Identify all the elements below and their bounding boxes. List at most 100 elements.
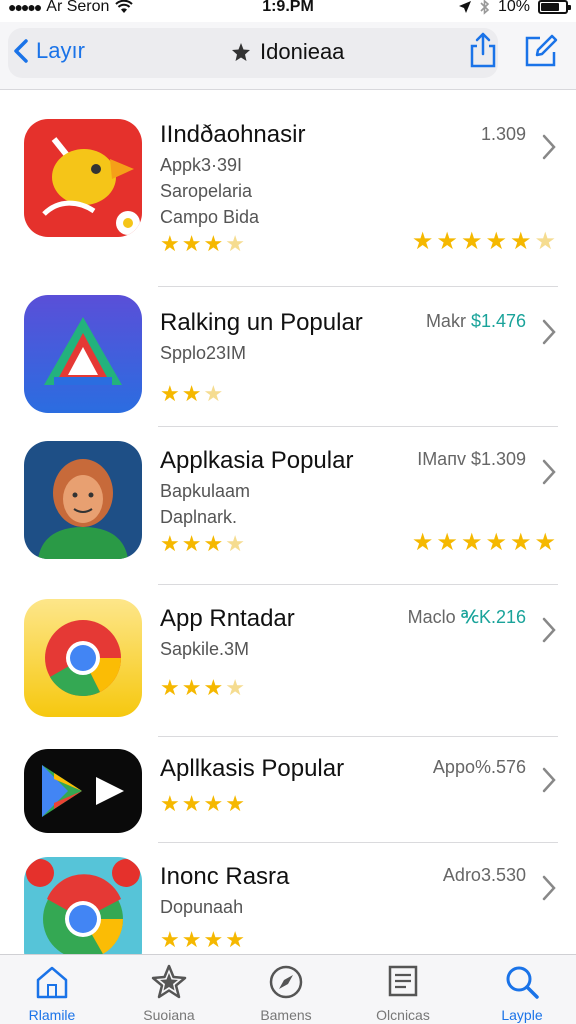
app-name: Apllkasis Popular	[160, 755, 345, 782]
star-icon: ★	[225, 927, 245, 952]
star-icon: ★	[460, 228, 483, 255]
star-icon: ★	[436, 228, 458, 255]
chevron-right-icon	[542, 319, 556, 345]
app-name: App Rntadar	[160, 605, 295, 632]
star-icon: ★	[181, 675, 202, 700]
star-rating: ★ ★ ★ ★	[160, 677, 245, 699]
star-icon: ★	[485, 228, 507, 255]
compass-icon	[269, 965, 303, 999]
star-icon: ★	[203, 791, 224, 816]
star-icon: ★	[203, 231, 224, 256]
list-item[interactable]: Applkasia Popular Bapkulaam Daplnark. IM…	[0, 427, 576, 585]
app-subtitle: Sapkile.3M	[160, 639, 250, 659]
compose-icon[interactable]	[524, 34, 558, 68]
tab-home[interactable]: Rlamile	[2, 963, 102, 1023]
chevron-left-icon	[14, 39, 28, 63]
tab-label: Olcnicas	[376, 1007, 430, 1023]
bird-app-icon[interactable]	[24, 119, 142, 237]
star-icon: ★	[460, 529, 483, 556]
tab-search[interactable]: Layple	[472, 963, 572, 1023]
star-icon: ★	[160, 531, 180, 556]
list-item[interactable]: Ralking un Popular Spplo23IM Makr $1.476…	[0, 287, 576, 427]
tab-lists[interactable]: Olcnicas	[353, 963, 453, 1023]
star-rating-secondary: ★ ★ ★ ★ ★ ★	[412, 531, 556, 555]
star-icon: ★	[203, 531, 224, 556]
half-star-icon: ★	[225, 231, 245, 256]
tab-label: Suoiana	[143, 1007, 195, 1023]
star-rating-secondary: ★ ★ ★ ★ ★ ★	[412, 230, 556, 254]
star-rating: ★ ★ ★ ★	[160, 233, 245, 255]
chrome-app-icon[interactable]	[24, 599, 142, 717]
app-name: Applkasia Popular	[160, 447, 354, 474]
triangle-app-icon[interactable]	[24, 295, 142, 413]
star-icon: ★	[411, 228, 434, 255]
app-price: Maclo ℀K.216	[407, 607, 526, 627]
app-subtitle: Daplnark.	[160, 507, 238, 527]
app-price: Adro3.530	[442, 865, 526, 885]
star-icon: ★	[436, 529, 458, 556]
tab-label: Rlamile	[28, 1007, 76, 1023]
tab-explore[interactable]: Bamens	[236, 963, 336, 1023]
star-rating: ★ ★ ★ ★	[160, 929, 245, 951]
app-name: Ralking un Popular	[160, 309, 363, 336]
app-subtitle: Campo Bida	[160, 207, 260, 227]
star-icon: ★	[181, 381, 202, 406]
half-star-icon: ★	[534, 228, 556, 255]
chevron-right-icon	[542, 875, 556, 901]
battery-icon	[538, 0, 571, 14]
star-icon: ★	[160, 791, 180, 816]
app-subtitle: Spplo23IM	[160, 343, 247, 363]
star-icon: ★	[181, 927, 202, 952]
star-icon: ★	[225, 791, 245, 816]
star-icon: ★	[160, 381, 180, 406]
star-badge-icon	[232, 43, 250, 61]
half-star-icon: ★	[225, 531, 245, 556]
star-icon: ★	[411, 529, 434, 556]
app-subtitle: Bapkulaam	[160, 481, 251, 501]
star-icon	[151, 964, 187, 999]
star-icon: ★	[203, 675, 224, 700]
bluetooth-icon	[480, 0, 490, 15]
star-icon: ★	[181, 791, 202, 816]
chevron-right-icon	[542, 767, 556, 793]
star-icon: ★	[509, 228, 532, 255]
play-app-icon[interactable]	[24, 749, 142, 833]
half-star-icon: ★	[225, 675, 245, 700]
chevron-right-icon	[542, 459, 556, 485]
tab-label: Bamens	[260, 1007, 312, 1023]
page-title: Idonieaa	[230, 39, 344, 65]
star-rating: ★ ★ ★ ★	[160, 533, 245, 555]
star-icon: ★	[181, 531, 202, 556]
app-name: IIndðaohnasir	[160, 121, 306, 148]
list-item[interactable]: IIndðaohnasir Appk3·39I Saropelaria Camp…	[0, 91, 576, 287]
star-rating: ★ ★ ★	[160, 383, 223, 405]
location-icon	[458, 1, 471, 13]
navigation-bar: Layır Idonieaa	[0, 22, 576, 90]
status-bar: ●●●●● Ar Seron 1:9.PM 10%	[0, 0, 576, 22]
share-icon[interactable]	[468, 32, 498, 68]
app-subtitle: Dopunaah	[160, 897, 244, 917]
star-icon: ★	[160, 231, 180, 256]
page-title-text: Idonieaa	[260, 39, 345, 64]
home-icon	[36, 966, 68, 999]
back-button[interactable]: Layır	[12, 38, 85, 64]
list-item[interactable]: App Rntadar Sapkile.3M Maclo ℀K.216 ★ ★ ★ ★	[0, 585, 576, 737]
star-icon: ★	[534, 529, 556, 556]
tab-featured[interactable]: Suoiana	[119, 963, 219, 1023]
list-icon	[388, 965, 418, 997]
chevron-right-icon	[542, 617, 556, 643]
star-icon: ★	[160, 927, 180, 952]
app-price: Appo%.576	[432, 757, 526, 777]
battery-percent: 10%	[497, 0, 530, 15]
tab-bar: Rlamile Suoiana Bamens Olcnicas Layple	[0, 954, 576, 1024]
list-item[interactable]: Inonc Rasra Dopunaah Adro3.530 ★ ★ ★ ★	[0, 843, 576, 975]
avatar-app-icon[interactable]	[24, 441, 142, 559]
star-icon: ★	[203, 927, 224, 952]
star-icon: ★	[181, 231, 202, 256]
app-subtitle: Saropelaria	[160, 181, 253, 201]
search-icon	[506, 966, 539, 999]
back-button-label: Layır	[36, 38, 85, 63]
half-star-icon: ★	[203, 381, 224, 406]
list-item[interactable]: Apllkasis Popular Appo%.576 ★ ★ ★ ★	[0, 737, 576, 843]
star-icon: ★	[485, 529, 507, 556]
··········
WHAT IS BEING ASKED:
Format each line of the material above as a JSON list of strings, one string per line. Leave out blank lines and the picture.

EXERCISE RESPONSE:
[
  "Identify all the elements below and their bounding boxes. List at most 100 elements.",
  "app-name: Apllkasis Popular\t[160, 755, 345, 782]",
  "star-icon: ★\t[225, 927, 245, 952]",
  "star-icon: ★\t[460, 228, 483, 255]",
  "star-icon: ★\t[436, 228, 458, 255]",
  "chevron-right-icon\t[542, 319, 556, 345]",
  "app-name: App Rntadar\t[160, 605, 295, 632]",
  "star-icon: ★\t[181, 675, 202, 700]",
  "star-rating: ★ ★ ★ ★\t[160, 677, 245, 699]",
  "star-icon: ★\t[485, 228, 507, 255]",
  "compass-icon\t[269, 965, 303, 999]",
  "star-icon: ★\t[203, 791, 224, 816]",
  "star-icon: ★\t[203, 231, 224, 256]",
  "list-item[interactable]: Applkasia Popular Bapkulaam Daplnark. IM…\t[0, 427, 576, 585]",
  "app-subtitle: Sapkile.3M\t[160, 639, 250, 659]",
  "compose-icon[interactable]\t[524, 34, 558, 68]",
  "tab-home[interactable]: Rlamile\t[2, 963, 102, 1023]",
  "chevron-left-icon\t[14, 39, 28, 63]",
  "tab-label: Olcnicas\t[376, 1007, 430, 1023]",
  "bird-app-icon[interactable]\t[24, 119, 142, 237]",
  "star-icon: ★\t[460, 529, 483, 556]",
  "tab-search[interactable]: Layple\t[472, 963, 572, 1023]",
  "star-icon: ★\t[160, 531, 180, 556]",
  "list-item[interactable]: Ralking un Popular Spplo23IM Makr $1.476…\t[0, 287, 576, 427]",
  "tab-lists[interactable]: Olcnicas\t[353, 963, 453, 1023]",
  "star-rating-secondary: ★ ★ ★ ★ ★ ★\t[412, 531, 556, 555]",
  "star-icon: ★\t[203, 531, 224, 556]",
  "half-star-icon: ★\t[225, 231, 245, 256]",
  "tab-label: Suoiana\t[143, 1007, 195, 1023]",
  "star-rating-secondary: ★ ★ ★ ★ ★ ★\t[412, 230, 556, 254]",
  "star-rating: ★ ★ ★ ★\t[160, 233, 245, 255]",
  "chrome-app-icon[interactable]\t[24, 599, 142, 717]",
  "app-name: Applkasia Popular\t[160, 447, 354, 474]",
  "triangle-app-icon[interactable]\t[24, 295, 142, 413]",
  "star-icon: ★\t[411, 228, 434, 255]",
  "app-price: Maclo ℀K.216\t[407, 607, 526, 627]",
  "app-subtitle: Daplnark.\t[160, 507, 238, 527]",
  "app-price: Adro3.530\t[442, 865, 526, 885]",
  "star-icon: ★\t[436, 529, 458, 556]",
  "tab-label: Rlamile\t[28, 1007, 76, 1023]",
  "tab-explore[interactable]: Bamens\t[236, 963, 336, 1023]",
  "star-rating: ★ ★ ★ ★\t[160, 929, 245, 951]",
  "app-name: Ralking un Popular\t[160, 309, 363, 336]",
  "app-subtitle: Campo Bida\t[160, 207, 260, 227]",
  "star-icon: ★\t[181, 381, 202, 406]",
  "half-star-icon: ★\t[534, 228, 556, 255]",
  "chevron-right-icon\t[542, 875, 556, 901]",
  "battery-icon\t[538, 0, 571, 14]",
  "star-icon: ★\t[160, 791, 180, 816]",
  "app-subtitle: Spplo23IM\t[160, 343, 247, 363]",
  "star-icon: ★\t[181, 927, 202, 952]",
  "star-icon: ★\t[225, 791, 245, 816]",
  "star-icon: ★\t[160, 381, 180, 406]",
  "star-badge-icon\t[232, 43, 250, 61]",
  "half-star-icon: ★\t[225, 531, 245, 556]",
  "star-icon: ★\t[411, 529, 434, 556]",
  "app-subtitle: Bapkulaam\t[160, 481, 251, 501]",
  "star-icon\t[151, 964, 187, 999]",
  "star-icon: ★\t[203, 675, 224, 700]",
  "bluetooth-icon\t[480, 0, 490, 15]",
  "star-icon: ★\t[181, 791, 202, 816]",
  "chevron-right-icon\t[542, 767, 556, 793]",
  "star-icon: ★\t[509, 228, 532, 255]",
  "play-app-icon[interactable]\t[24, 749, 142, 833]",
  "half-star-icon: ★\t[225, 675, 245, 700]",
  "chevron-right-icon\t[542, 459, 556, 485]",
  "tab-label: Bamens\t[260, 1007, 312, 1023]",
  "page-title: Idonieaa\t[230, 39, 344, 65]",
  "star-rating: ★ ★ ★ ★\t[160, 533, 245, 555]",
  "star-icon: ★\t[181, 531, 202, 556]",
  "app-name: IIndðaohnasir\t[160, 121, 306, 148]",
  "list-item[interactable]: IIndðaohnasir Appk3·39I Saropelaria Camp…\t[0, 91, 576, 287]",
  "star-rating: ★ ★ ★\t[160, 383, 223, 405]",
  "location-icon\t[458, 1, 471, 13]",
  "navigation-bar: Layır Idonieaa\t[0, 22, 576, 90]",
  "status-bar: ●●●●● Ar Seron 1:9.PM 10%\t[0, 0, 576, 22]",
  "share-icon[interactable]\t[468, 32, 498, 68]",
  "app-subtitle: Dopunaah\t[160, 897, 244, 917]",
  "star-icon: ★\t[160, 231, 180, 256]",
  "page-title-text: Idonieaa\t[260, 39, 345, 64]",
  "home-icon\t[36, 966, 68, 999]",
  "back-button[interactable]: Layır\t[12, 38, 85, 64]",
  "list-item[interactable]: App Rntadar Sapkile.3M Maclo ℀K.216 ★ ★ ★ ★\t[0, 585, 576, 737]",
  "star-icon: ★\t[534, 529, 556, 556]",
  "tab-featured[interactable]: Suoiana\t[119, 963, 219, 1023]",
  "list-icon\t[388, 965, 418, 997]",
  "chevron-right-icon\t[542, 617, 556, 643]",
  "star-icon: ★\t[160, 927, 180, 952]",
  "app-price: Appo%.576\t[432, 757, 526, 777]",
  "battery-percent: 10%\t[497, 0, 530, 15]",
  "tab-bar: Rlamile Suoiana Bamens Olcnicas Layple\t[0, 954, 576, 1024]",
  "list-item[interactable]: Inonc Rasra Dopunaah Adro3.530 ★ ★ ★ ★\t[0, 843, 576, 975]",
  "avatar-app-icon[interactable]\t[24, 441, 142, 559]",
  "star-icon: ★\t[203, 927, 224, 952]",
  "star-icon: ★\t[181, 231, 202, 256]",
  "app-subtitle: Saropelaria\t[160, 181, 253, 201]",
  "search-icon\t[506, 966, 539, 999]",
  "back-button-label: Layır\t[36, 38, 85, 63]",
  "half-star-icon: ★\t[203, 381, 224, 406]",
  "list-item[interactable]: Apllkasis Popular Appo%.576 ★ ★ ★ ★\t[0, 737, 576, 843]",
  "star-icon: ★\t[485, 529, 507, 556]"
]